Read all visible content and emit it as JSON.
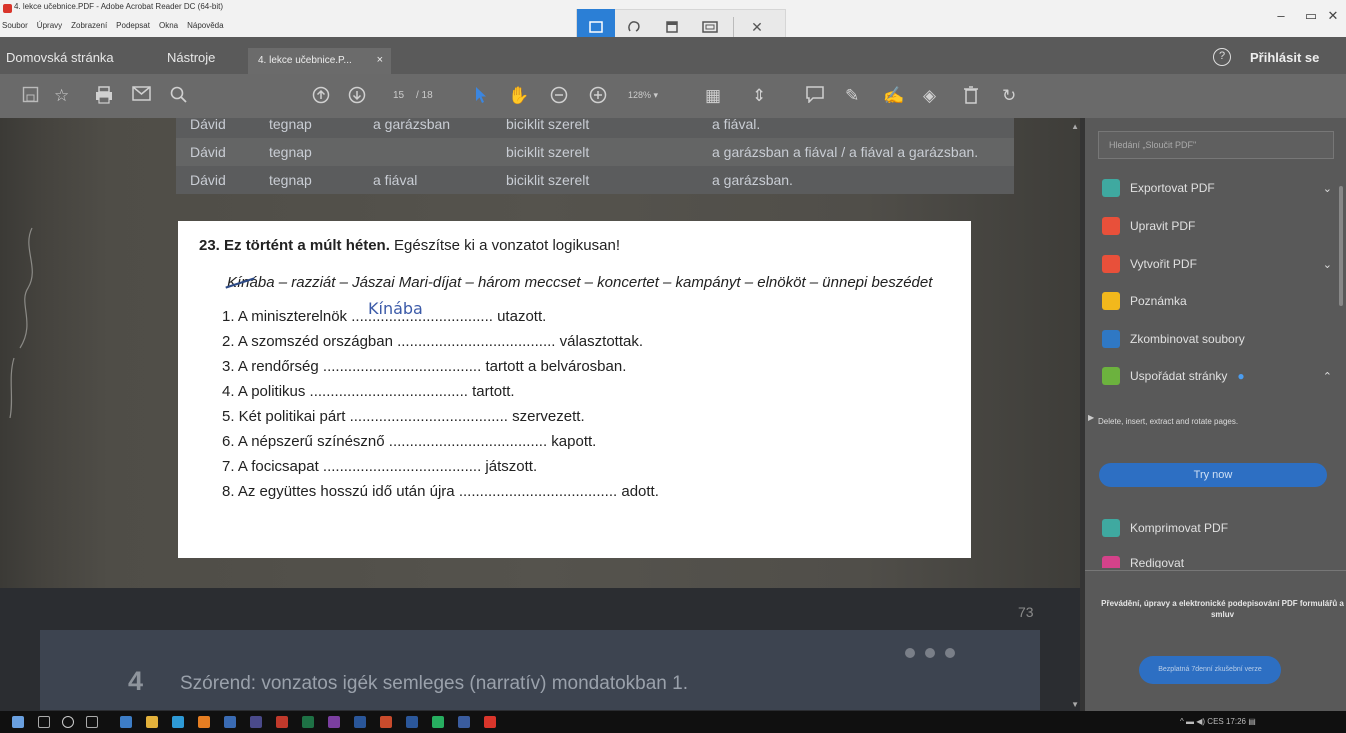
{
  "window": {
    "title": "4. lekce učebnice.PDF - Adobe Acrobat Reader DC (64-bit)",
    "menu": [
      "Soubor",
      "Úpravy",
      "Zobrazení",
      "Podepsat",
      "Okna",
      "Nápověda"
    ],
    "minimize": "–",
    "maximize": "▭",
    "close": "✕"
  },
  "snip_toolbar": {
    "close": "✕"
  },
  "tabs": {
    "home": "Domovská stránka",
    "tools": "Nástroje",
    "document": "4. lekce učebnice.P...",
    "document_close": "×",
    "help": "?",
    "login": "Přihlásit se"
  },
  "toolbar": {
    "page_current": "15",
    "page_total": "/ 18",
    "zoom": "128%"
  },
  "document": {
    "table_rows": [
      {
        "c1": "Dávid",
        "c2": "tegnap",
        "c3": "a garázsban",
        "c4": "biciklit szerelt",
        "c5": "a fiával."
      },
      {
        "c1": "Dávid",
        "c2": "tegnap",
        "c3": "",
        "c4": "biciklit szerelt",
        "c5": "a garázsban a fiával / a fiával a garázsban."
      },
      {
        "c1": "Dávid",
        "c2": "tegnap",
        "c3": "a fiával",
        "c4": "biciklit szerelt",
        "c5": "a garázsban."
      }
    ],
    "exercise": {
      "number": "23. Ez történt a múlt héten.",
      "instruction": "Egészítse ki a vonzatot logikusan!",
      "word_first": "Kínába",
      "word_rest": "– razziát – Jászai Mari-díjat – három meccset – koncertet – kampányt – elnököt – ünnepi beszédet",
      "handwritten_answer": "Kínába",
      "items": [
        "1. A miniszterelnök .................................. utazott.",
        "2. A szomszéd országban ...................................... választottak.",
        "3. A rendőrség ...................................... tartott a belvárosban.",
        "4. A politikus ...................................... tartott.",
        "5. Két politikai párt ...................................... szervezett.",
        "6. A népszerű színésznő ...................................... kapott.",
        "7. A focicsapat ...................................... játszott.",
        "8. Az együttes hosszú idő után újra ...................................... adott."
      ]
    },
    "page_number": "73",
    "chapter_number": "4",
    "chapter_title": "Szórend: vonzatos igék semleges (narratív) mondatokban 1."
  },
  "right_panel": {
    "search_placeholder": "Hledání „Sloučit PDF\"",
    "tools": [
      {
        "label": "Exportovat PDF",
        "icon": "export-pdf-icon",
        "color": "#3fa9a0",
        "chevron": "⌄"
      },
      {
        "label": "Upravit PDF",
        "icon": "edit-pdf-icon",
        "color": "#e8503a",
        "chevron": ""
      },
      {
        "label": "Vytvořit PDF",
        "icon": "create-pdf-icon",
        "color": "#e8503a",
        "chevron": "⌄"
      },
      {
        "label": "Poznámka",
        "icon": "comment-icon",
        "color": "#f2b81c",
        "chevron": ""
      },
      {
        "label": "Zkombinovat soubory",
        "icon": "combine-files-icon",
        "color": "#2f78c4",
        "chevron": ""
      },
      {
        "label": "Uspořádat stránky",
        "icon": "organize-pages-icon",
        "color": "#6cb23e",
        "chevron": "⌃"
      },
      {
        "label": "Komprimovat PDF",
        "icon": "compress-pdf-icon",
        "color": "#3fa9a0",
        "chevron": ""
      },
      {
        "label": "Redigovat",
        "icon": "redact-icon",
        "color": "#d4428a",
        "chevron": ""
      }
    ],
    "organize_description": "Delete, insert, extract and rotate pages.",
    "try_now": "Try now",
    "promo_text": "Převádění, úpravy a elektronické podepisování PDF formulářů a smluv",
    "trial_button": "Bezplatná 7denní zkušební verze"
  },
  "taskbar": {
    "language": "CES",
    "time": "17:26"
  }
}
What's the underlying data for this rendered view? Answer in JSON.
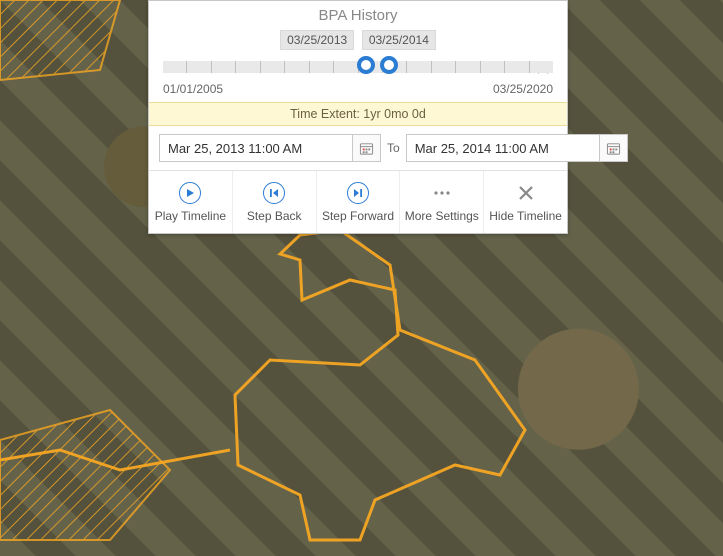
{
  "panel": {
    "title": "BPA History",
    "badges": {
      "start": "03/25/2013",
      "end": "03/25/2014"
    },
    "range": {
      "min_label": "01/01/2005",
      "max_label": "03/25/2020"
    },
    "slider": {
      "ticks": 16,
      "handle_a_pct": 52,
      "handle_b_pct": 58
    },
    "extent_text": "Time Extent: 1yr 0mo 0d",
    "from_value": "Mar 25, 2013 11:00 AM",
    "to_label": "To",
    "to_value": "Mar 25, 2014 11:00 AM",
    "buttons": {
      "play": "Play Timeline",
      "back": "Step Back",
      "fwd": "Step Forward",
      "more": "More Settings",
      "hide": "Hide Timeline"
    }
  },
  "map": {
    "overlay_stroke": "#f5a623"
  }
}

# # #

▸ REQUIRED TASK
Collect every line with the string "icon" from the records, and copy each.

▸ EXPECTED ANSWER
        "icon": "export-pdf-icon",
        "icon": "edit-pdf-icon",
        "icon": "create-pdf-icon",
        "icon": "comment-icon",
        "icon": "combine-files-icon",
        "icon": "organize-pages-icon",
        "icon": "compress-pdf-icon",
        "icon": "redact-icon",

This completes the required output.